===== INPUT MATERIAL
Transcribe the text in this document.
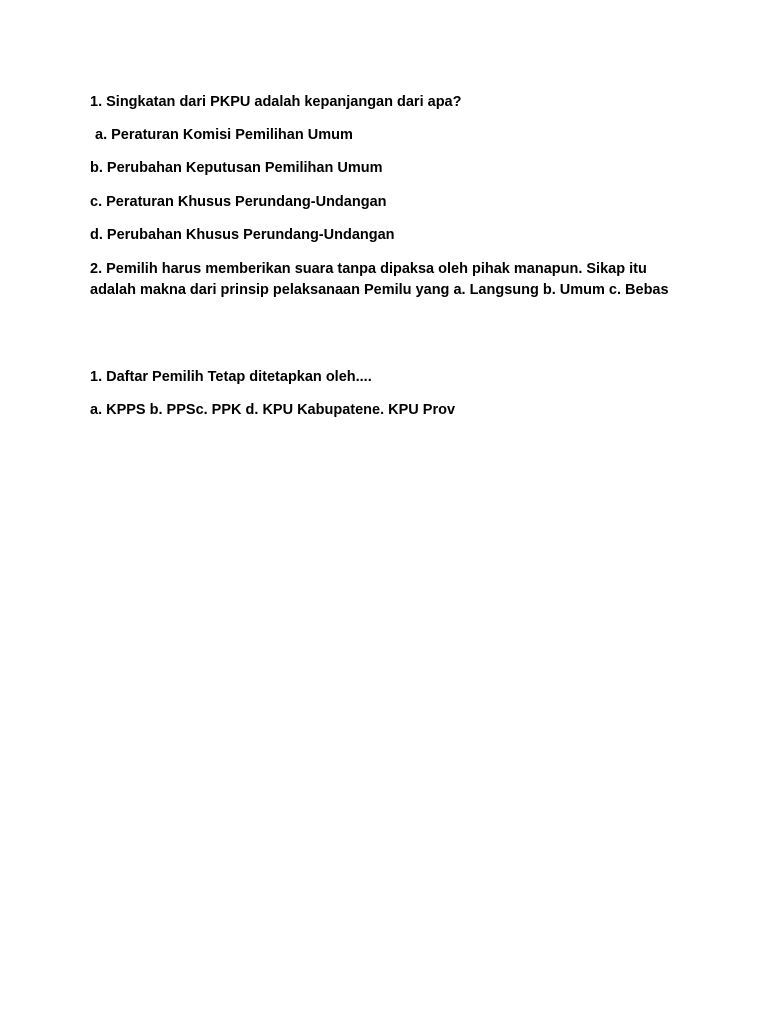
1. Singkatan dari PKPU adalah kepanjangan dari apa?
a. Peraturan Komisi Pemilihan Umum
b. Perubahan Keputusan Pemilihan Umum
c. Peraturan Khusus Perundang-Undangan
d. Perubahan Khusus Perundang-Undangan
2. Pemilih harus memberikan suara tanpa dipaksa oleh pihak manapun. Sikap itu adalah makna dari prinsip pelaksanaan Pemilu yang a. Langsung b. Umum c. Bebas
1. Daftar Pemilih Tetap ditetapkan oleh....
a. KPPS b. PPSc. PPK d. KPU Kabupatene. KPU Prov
==========
===== INPUT MATERIAL
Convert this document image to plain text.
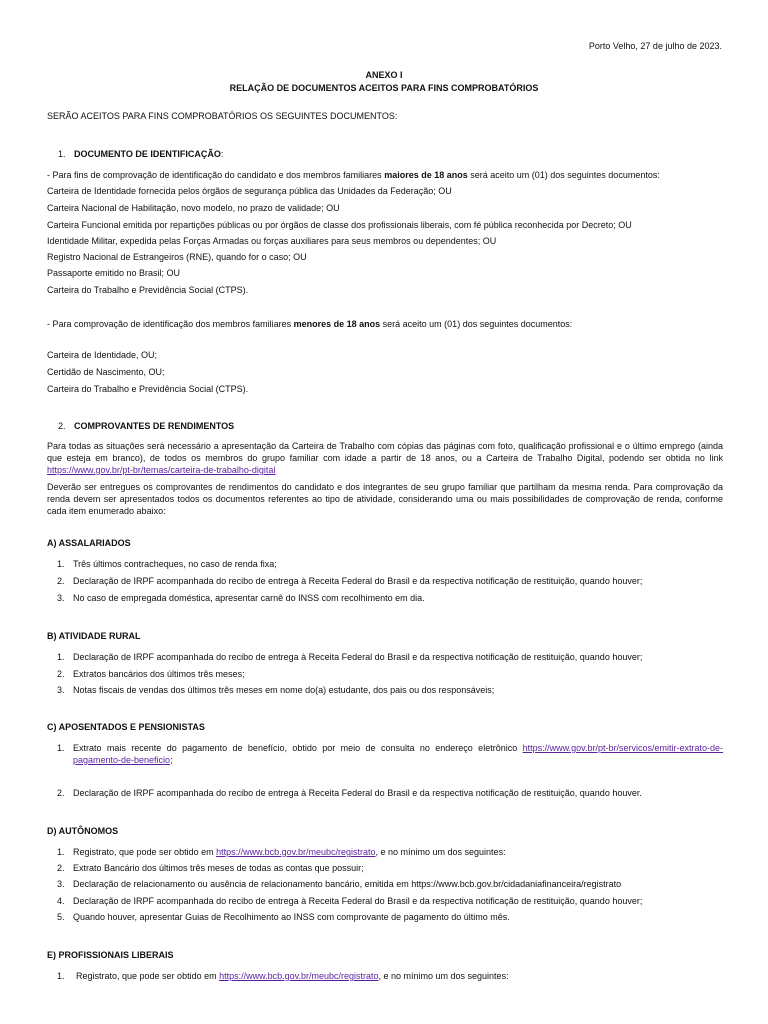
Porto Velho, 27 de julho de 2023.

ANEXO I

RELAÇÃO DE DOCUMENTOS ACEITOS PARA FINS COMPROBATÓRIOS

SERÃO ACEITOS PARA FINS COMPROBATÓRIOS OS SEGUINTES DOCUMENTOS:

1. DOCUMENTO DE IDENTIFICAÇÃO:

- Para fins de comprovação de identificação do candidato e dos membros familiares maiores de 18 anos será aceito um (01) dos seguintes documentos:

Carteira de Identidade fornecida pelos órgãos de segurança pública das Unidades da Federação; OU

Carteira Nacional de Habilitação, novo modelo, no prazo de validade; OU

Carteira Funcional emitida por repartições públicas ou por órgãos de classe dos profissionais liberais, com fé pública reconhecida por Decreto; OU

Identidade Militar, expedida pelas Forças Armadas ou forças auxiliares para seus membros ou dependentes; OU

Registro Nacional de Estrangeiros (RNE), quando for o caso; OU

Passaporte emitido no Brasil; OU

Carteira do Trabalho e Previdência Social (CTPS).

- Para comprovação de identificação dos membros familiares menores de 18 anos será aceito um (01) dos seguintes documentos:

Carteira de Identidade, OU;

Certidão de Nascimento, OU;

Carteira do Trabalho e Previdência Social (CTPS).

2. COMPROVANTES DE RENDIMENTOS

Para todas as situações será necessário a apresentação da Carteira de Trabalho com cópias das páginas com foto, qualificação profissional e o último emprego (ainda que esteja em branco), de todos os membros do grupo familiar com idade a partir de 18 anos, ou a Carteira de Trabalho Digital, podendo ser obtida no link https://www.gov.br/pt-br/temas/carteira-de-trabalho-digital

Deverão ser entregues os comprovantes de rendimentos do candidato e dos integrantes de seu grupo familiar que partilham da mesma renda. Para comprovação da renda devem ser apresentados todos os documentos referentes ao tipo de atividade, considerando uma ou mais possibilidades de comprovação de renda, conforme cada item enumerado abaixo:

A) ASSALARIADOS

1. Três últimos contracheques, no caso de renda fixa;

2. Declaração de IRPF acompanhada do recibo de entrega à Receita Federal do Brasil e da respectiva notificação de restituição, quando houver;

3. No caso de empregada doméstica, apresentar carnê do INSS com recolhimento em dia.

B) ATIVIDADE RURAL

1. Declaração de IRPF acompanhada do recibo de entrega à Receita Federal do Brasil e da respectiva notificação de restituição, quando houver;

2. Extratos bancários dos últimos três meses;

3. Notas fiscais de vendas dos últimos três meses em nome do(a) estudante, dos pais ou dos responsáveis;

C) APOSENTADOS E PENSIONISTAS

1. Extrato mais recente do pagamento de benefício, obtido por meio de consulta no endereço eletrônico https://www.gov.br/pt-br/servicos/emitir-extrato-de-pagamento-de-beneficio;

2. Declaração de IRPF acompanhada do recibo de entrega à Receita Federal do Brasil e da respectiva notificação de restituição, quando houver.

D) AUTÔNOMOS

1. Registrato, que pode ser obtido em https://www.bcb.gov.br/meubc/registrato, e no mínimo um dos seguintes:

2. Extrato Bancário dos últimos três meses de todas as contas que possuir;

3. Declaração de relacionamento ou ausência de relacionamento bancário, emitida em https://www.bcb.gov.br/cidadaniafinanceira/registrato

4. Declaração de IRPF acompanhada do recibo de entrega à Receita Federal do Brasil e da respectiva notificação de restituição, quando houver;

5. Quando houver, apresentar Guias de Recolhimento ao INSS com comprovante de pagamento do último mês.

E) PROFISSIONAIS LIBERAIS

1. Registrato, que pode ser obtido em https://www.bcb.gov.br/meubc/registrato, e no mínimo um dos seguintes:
==========
===== INPUT MATERIAL
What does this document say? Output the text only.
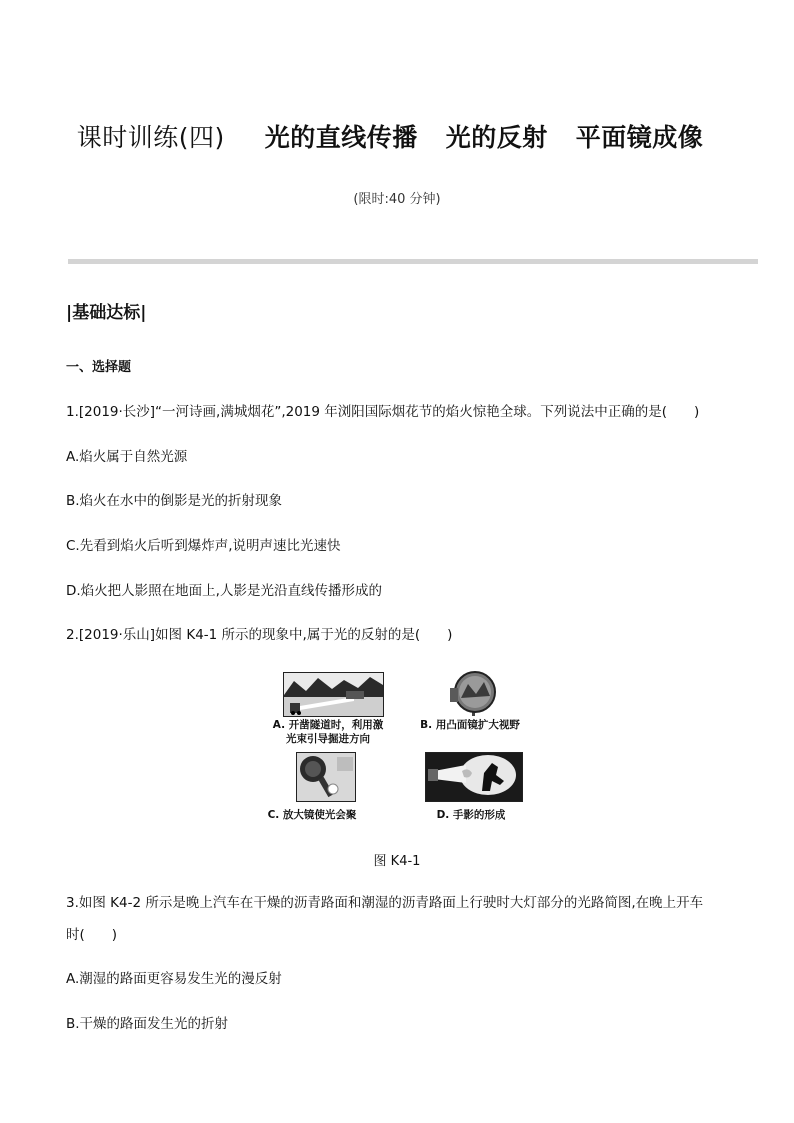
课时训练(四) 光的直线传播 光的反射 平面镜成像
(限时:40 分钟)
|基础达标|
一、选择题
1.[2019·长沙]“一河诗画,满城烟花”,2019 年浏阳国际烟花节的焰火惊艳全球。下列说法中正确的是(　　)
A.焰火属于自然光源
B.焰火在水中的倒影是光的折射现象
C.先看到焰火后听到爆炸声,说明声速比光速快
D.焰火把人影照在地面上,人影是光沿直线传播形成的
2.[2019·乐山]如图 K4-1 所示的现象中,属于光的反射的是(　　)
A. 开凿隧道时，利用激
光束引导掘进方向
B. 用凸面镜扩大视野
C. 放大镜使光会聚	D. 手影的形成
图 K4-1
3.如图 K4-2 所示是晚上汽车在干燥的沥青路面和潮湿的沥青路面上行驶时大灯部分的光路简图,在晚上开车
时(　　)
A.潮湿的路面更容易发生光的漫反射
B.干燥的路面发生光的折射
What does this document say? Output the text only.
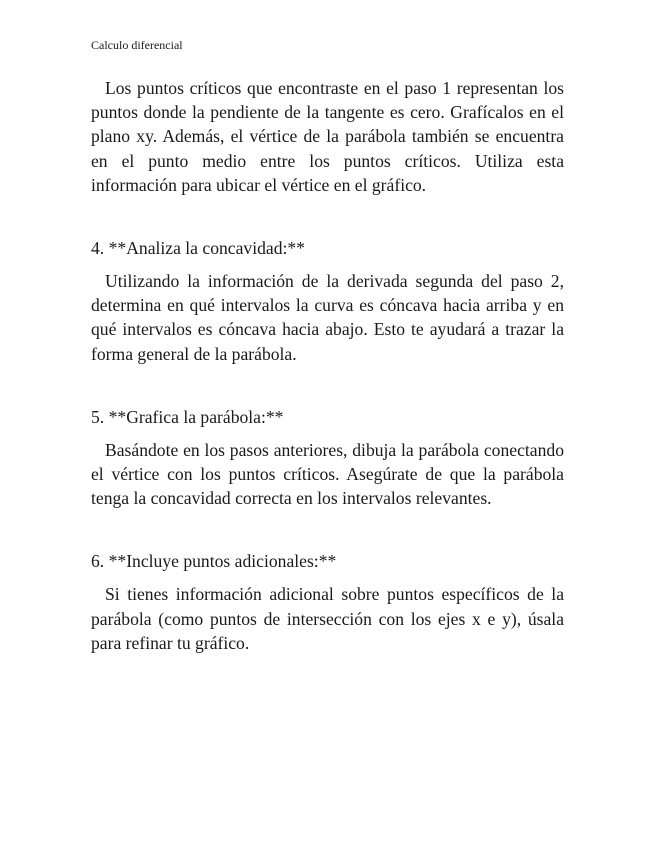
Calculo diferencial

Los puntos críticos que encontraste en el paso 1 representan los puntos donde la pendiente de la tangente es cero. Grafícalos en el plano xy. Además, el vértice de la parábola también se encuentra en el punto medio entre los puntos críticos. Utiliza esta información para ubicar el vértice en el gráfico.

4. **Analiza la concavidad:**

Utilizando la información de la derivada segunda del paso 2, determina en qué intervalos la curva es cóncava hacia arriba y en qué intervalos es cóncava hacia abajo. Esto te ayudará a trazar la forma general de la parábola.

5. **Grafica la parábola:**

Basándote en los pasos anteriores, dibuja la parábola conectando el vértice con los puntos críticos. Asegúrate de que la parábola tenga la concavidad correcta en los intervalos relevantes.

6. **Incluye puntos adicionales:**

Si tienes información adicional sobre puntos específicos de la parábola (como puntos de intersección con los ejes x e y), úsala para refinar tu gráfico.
==========
**WORK TO COMPLETE**
Pull out every line in the data above that has the word "notificação".

**EXERCISE RESULT**
2. Declaração de IRPF acompanhada do recibo de entrega à Receita Federal do Brasil e da respectiva notificação de restituição, quando houver;
1. Declaração de IRPF acompanhada do recibo de entrega à Receita Federal do Brasil e da respectiva notificação de restituição, quando houver;
2. Declaração de IRPF acompanhada do recibo de entrega à Receita Federal do Brasil e da respectiva notificação de restituição, quando houver.
4. Declaração de IRPF acompanhada do recibo de entrega à Receita Federal do Brasil e da respectiva notificação de restituição, quando houver;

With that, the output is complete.